• WHAT THE TASK REQUIRES:
Please reproduce the listing word for word. Pictures stay out.

++++ SUPPLIED MATERIAL ++++

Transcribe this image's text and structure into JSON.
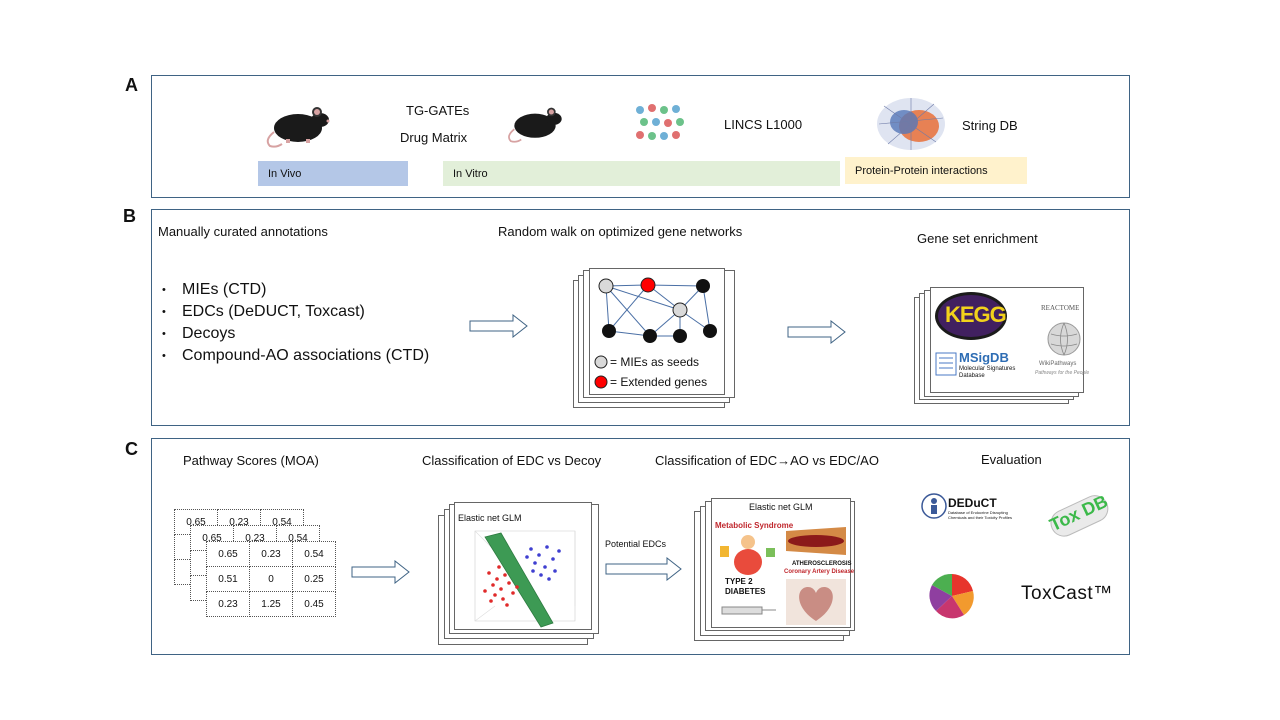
{
  "panel_a": {
    "label": "A",
    "sources_invivo": [
      "TG-GATEs",
      "Drug Matrix"
    ],
    "source_lincs": "LINCS L1000",
    "source_string": "String DB",
    "band_invivo": "In Vivo",
    "band_invitro": "In Vitro",
    "band_ppi": "Protein-Protein interactions",
    "colors": {
      "invivo": "#b4c7e7",
      "invitro": "#e2efd9",
      "ppi": "#fff2cc"
    }
  },
  "panel_b": {
    "label": "B",
    "heading_left": "Manually curated annotations",
    "items": [
      "MIEs (CTD)",
      "EDCs (DeDUCT, Toxcast)",
      "Decoys",
      "Compound-AO associations (CTD)"
    ],
    "heading_mid": "Random walk on optimized gene networks",
    "legend": [
      "= MIEs as seeds",
      "= Extended genes"
    ],
    "heading_right": "Gene set enrichment",
    "db_logos": [
      "KEGG",
      "REACTOME",
      "MSigDB",
      "Molecular Signatures Database",
      "WikiPathways",
      "Pathways for the People"
    ]
  },
  "panel_c": {
    "label": "C",
    "heading_scores": "Pathway Scores (MOA)",
    "score_table": [
      [
        "0.65",
        "0.23",
        "0.54"
      ],
      [
        "0.51",
        "0",
        "0.25"
      ],
      [
        "0.23",
        "1.25",
        "0.45"
      ]
    ],
    "heading_classify1": "Classification of EDC vs Decoy",
    "model_label": "Elastic net GLM",
    "arrow_label": "Potential EDCs",
    "heading_classify2": "Classification of EDC→AO  vs EDC/AO",
    "outcomes": [
      "Metabolic Syndrome",
      "ATHEROSCLEROSIS",
      "Coronary Artery Disease",
      "TYPE 2",
      "DIABETES"
    ],
    "heading_eval": "Evaluation",
    "eval_logos": [
      "DEDuCT",
      "Database of Endocrine Disrupting Chemicals and their Toxicity Profiles",
      "Tox DB",
      "ToxCast™"
    ]
  }
}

++++

• ANSWER TO THE PROBLEM:
Transcribe this image's text and structure into JSON.
{
  "panel_a": {
    "label": "A",
    "sources_invivo": [
      "TG-GATEs",
      "Drug Matrix"
    ],
    "source_lincs": "LINCS L1000",
    "source_string": "String DB",
    "band_invivo": "In Vivo",
    "band_invitro": "In Vitro",
    "band_ppi": "Protein-Protein interactions",
    "colors": {
      "invivo": "#b4c7e7",
      "invitro": "#e2efd9",
      "ppi": "#fff2cc"
    }
  },
  "panel_b": {
    "label": "B",
    "heading_left": "Manually curated annotations",
    "items": [
      "MIEs (CTD)",
      "EDCs (DeDUCT, Toxcast)",
      "Decoys",
      "Compound-AO associations (CTD)"
    ],
    "heading_mid": "Random walk on optimized gene networks",
    "legend": [
      "= MIEs as seeds",
      "= Extended genes"
    ],
    "heading_right": "Gene set enrichment",
    "db_logos": [
      "KEGG",
      "REACTOME",
      "MSigDB",
      "Molecular Signatures Database",
      "WikiPathways",
      "Pathways for the People"
    ]
  },
  "panel_c": {
    "label": "C",
    "heading_scores": "Pathway Scores (MOA)",
    "score_table": [
      [
        "0.65",
        "0.23",
        "0.54"
      ],
      [
        "0.51",
        "0",
        "0.25"
      ],
      [
        "0.23",
        "1.25",
        "0.45"
      ]
    ],
    "heading_classify1": "Classification of EDC vs Decoy",
    "model_label": "Elastic net GLM",
    "arrow_label": "Potential EDCs",
    "heading_classify2": "Classification of EDC→AO  vs EDC/AO",
    "outcomes": [
      "Metabolic Syndrome",
      "ATHEROSCLEROSIS",
      "Coronary Artery Disease",
      "TYPE 2",
      "DIABETES"
    ],
    "heading_eval": "Evaluation",
    "eval_logos": [
      "DEDuCT",
      "Database of Endocrine Disrupting Chemicals and their Toxicity Profiles",
      "Tox DB",
      "ToxCast™"
    ]
  }
}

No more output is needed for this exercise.